ABC Islands for Honeymoon: Aruba vs Bonaire vs Curaçao (2026)
A couples' decision guide to the ABC Islands: Aruba's resort energy, Curaçao's colorful culture, and Bonaire's underwater calm. Which fits your honeymoon vibe?

The 30-second take
Aruba, Bonaire, and Curaçao sit in the southern Caribbean, 15–50 miles apart, but they deliver three completely different honeymoon experiences. Aruba is the resort island — white sand, beach clubs, sunset cocktails. Curaçao is the culture island — colorful Dutch architecture, world-class snorkeling, and real towns to explore. Bonaire is the underwater island — no beach resorts, no nightlife, just calm water and coral reefs that attract divers from around the world.
This guide matches each island to a specific couple profile. Answer two questions:
- Do you want to do things or do nothing?
- Is nightlife and dining important, or would you rather disconnect completely?
Your answers point to one island. Below: the honest breakdown.
How it compares: quick comparison
|| Factor | Aruba | Curaçao | Bonaire | ||--------|-------|---------|---------| || Vibe | Beach energy, resort central | Culture + snorkeling mix | Diving, calm, disconnected | || Best for | Couples who want ease | Couples who want variety | Couples who want silence | || Beach quality | World-class (Eagle Beach, Palm Beach) | Good coves, no powder sand | Almost none — coral shore | || Nightlife | Active — beach bars, casinos, dining | Moderate — Willemstad restaurants | Minimal | || Cost level | High (peak season) | Medium | Low | || Easy to reach | Direct from most US hubs | Fewer direct flights | Usually connection | || Unique draw | Flamingo Beach (Renaissance Island) | Hand-painted architecture + snorkeling | Shore diving at your resort | || Honest downside | Crowded, expensive, windy | Less polished beach experience | No beach resorts, isolated |

Aruba: The Easy Choice

Best for: Couples who want a turnkey honeymoon — great resort, great beach, no surprises.

* Challenge 1 *
Translate this sentence from the ABC Islands honeymoon guide into Spanish: "Aruba is the resort island — white sand, beach clubs, sunset cocktails."

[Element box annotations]
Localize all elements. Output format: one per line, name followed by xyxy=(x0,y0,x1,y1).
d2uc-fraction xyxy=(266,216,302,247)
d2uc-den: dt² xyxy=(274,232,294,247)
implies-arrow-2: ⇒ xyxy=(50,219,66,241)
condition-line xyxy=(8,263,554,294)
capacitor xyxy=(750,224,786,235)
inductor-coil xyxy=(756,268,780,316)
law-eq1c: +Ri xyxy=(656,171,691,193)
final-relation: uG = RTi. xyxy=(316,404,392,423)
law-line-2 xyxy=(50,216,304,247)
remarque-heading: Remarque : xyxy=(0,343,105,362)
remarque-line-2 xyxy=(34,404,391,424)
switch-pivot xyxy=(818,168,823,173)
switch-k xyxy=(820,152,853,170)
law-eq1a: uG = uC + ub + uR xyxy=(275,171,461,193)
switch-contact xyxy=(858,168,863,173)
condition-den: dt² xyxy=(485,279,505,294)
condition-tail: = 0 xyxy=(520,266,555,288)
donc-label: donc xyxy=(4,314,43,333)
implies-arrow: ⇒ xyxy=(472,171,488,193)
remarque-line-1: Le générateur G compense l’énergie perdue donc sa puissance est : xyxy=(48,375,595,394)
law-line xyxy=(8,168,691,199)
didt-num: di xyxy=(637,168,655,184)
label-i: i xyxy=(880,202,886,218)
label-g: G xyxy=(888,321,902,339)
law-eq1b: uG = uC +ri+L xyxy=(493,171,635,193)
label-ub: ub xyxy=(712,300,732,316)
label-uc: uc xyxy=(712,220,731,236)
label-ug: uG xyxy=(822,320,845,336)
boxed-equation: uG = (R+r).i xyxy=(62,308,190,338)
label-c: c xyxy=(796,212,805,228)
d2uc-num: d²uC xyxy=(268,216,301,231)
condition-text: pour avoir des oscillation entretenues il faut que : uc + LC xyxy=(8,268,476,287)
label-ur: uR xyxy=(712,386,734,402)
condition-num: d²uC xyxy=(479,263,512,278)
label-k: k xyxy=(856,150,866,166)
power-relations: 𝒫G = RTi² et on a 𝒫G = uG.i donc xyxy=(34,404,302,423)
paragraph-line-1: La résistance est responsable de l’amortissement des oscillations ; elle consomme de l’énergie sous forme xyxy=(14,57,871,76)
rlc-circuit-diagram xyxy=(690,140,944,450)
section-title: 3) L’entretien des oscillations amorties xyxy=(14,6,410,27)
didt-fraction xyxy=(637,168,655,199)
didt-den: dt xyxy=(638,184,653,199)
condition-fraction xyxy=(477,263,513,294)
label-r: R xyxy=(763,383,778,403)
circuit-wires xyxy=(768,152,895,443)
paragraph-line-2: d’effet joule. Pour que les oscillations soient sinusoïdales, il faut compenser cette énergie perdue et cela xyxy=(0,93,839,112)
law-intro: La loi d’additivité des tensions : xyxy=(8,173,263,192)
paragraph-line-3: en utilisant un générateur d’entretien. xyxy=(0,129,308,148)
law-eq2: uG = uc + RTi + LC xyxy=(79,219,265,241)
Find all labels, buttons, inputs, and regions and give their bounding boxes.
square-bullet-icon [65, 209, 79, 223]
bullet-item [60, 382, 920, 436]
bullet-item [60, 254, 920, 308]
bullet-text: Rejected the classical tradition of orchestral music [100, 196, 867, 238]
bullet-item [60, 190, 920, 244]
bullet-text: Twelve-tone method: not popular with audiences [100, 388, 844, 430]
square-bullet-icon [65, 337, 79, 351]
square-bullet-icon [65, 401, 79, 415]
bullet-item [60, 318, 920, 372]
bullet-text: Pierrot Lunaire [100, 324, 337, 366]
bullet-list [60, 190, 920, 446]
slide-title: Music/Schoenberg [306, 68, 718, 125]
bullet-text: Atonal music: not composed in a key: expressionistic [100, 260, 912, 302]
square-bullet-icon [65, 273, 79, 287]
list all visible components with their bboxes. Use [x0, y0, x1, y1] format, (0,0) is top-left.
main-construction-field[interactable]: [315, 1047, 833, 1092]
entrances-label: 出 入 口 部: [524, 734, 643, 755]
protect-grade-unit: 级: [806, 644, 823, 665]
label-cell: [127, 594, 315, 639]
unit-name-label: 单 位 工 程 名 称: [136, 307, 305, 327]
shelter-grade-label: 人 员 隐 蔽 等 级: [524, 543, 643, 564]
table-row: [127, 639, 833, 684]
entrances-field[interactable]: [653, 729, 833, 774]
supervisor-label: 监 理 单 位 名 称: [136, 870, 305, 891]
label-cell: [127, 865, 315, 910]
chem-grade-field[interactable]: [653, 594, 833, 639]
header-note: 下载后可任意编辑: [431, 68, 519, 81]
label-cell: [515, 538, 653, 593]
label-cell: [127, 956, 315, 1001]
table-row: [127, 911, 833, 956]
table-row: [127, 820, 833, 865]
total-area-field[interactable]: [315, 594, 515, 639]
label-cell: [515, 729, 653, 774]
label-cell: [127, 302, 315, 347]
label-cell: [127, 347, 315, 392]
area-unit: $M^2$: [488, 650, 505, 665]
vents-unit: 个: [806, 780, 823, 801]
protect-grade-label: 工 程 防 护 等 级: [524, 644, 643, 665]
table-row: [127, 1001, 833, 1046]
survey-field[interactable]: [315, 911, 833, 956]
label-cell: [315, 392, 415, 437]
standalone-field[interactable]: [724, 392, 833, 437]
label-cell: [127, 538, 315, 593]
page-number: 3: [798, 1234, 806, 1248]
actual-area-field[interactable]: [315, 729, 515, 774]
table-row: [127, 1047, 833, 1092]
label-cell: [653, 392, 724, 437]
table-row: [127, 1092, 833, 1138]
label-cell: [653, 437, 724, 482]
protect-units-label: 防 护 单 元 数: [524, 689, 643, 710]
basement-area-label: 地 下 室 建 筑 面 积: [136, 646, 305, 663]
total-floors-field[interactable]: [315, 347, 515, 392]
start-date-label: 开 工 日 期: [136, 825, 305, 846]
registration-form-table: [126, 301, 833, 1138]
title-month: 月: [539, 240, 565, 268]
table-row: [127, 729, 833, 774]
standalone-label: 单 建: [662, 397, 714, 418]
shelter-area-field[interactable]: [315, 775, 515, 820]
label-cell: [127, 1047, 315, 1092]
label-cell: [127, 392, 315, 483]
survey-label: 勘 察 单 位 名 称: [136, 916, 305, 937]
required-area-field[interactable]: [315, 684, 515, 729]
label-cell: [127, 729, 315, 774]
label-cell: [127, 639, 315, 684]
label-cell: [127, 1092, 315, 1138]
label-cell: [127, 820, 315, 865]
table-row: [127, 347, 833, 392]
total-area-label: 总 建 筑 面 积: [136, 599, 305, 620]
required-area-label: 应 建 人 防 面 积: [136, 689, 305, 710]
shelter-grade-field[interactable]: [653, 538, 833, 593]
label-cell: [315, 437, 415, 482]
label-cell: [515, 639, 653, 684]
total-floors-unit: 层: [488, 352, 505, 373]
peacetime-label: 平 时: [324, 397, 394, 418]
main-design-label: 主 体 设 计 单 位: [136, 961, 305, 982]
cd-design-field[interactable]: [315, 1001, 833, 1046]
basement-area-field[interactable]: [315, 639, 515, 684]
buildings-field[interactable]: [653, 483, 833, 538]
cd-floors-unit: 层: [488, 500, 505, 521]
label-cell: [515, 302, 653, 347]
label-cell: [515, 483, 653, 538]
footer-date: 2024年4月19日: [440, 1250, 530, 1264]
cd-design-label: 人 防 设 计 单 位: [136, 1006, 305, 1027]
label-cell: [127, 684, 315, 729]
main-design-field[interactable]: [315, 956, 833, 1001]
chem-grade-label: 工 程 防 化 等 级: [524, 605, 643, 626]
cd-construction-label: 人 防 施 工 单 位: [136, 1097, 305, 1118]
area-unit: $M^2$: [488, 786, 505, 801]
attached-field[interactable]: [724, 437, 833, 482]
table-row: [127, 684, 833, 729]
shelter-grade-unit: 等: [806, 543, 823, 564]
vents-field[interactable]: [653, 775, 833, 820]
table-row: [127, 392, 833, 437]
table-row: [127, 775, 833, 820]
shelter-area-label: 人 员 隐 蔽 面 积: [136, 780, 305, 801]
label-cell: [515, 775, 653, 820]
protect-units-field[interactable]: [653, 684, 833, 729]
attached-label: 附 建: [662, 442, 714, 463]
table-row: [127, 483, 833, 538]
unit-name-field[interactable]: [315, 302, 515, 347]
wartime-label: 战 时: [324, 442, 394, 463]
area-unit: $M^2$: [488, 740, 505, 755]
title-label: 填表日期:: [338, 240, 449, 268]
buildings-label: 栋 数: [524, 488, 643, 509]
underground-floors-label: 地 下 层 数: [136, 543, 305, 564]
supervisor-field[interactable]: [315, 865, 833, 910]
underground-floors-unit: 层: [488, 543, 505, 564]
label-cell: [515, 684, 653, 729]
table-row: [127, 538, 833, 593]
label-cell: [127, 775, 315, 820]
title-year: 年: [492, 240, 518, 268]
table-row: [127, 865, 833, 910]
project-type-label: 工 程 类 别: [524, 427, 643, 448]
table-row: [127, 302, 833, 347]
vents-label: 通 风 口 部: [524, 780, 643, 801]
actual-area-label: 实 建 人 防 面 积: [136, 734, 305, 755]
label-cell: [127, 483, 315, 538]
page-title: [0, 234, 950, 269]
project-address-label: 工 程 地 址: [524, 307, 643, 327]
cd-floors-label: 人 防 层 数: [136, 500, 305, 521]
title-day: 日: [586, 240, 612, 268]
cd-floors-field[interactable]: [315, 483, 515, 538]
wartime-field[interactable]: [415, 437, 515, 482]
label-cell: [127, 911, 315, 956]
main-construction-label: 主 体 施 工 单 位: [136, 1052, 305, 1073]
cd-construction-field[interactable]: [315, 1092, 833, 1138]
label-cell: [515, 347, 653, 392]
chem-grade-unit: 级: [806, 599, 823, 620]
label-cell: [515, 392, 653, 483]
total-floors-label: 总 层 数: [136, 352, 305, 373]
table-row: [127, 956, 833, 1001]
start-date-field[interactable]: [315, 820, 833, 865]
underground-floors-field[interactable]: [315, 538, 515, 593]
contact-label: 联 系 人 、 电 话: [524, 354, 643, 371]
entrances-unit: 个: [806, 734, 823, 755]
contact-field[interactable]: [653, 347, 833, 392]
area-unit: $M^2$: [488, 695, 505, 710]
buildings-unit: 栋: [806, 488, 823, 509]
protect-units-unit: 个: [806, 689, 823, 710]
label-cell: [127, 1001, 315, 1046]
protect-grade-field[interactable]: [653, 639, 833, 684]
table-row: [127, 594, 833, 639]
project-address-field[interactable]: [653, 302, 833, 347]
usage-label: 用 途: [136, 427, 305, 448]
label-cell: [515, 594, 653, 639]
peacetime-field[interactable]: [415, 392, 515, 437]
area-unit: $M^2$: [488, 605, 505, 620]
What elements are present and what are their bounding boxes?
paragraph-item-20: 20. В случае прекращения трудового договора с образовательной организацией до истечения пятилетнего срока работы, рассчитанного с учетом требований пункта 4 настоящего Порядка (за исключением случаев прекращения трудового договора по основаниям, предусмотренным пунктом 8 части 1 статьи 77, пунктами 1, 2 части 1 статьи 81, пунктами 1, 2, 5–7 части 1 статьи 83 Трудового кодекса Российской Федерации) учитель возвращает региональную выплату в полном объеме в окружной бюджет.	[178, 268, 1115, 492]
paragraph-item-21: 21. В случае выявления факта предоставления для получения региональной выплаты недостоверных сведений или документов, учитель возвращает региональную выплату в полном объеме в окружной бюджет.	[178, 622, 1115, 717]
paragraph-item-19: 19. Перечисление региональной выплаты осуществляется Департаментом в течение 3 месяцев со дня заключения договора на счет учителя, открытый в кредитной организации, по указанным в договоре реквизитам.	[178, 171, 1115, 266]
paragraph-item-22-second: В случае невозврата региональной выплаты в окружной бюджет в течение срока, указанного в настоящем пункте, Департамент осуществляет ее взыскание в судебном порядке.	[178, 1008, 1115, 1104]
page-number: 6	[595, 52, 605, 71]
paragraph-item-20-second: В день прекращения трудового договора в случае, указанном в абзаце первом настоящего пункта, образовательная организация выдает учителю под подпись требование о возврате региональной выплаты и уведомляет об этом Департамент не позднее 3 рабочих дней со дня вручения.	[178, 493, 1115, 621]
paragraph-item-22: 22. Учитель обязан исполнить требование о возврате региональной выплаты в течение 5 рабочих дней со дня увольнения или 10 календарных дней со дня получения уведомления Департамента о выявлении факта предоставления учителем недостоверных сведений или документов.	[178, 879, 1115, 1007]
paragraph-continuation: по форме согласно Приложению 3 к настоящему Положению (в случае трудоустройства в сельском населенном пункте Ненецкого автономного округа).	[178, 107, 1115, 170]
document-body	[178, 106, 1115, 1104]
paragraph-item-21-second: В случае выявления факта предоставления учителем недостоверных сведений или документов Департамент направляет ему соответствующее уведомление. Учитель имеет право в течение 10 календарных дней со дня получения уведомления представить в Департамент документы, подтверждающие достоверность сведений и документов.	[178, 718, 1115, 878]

* Challenge 2 *
Present the entries as a numbered list, running from the first line of the entries through the line containing "remarque-heading: Remarque : xyxy=(0,343,105,362)". Leave out blank lines.

* Worked solution 1 *
Aruba es la isla de los resorts: arena blanca, clubes de playa y cócteles al atardecer.

* Worked solution 2 *
1. Localize all elements. Output format: one per line, name followed by xyxy=(x0,y0,x1,y1).
2. d2uc-fraction xyxy=(266,216,302,247)
3. d2uc-den: dt² xyxy=(274,232,294,247)
4. implies-arrow-2: ⇒ xyxy=(50,219,66,241)
5. condition-line xyxy=(8,263,554,294)
6. capacitor xyxy=(750,224,786,235)
7. inductor-coil xyxy=(756,268,780,316)
8. law-eq1c: +Ri xyxy=(656,171,691,193)
9. final-relation: uG = RTi. xyxy=(316,404,392,423)
10. law-line-2 xyxy=(50,216,304,247)
11. remarque-heading: Remarque : xyxy=(0,343,105,362)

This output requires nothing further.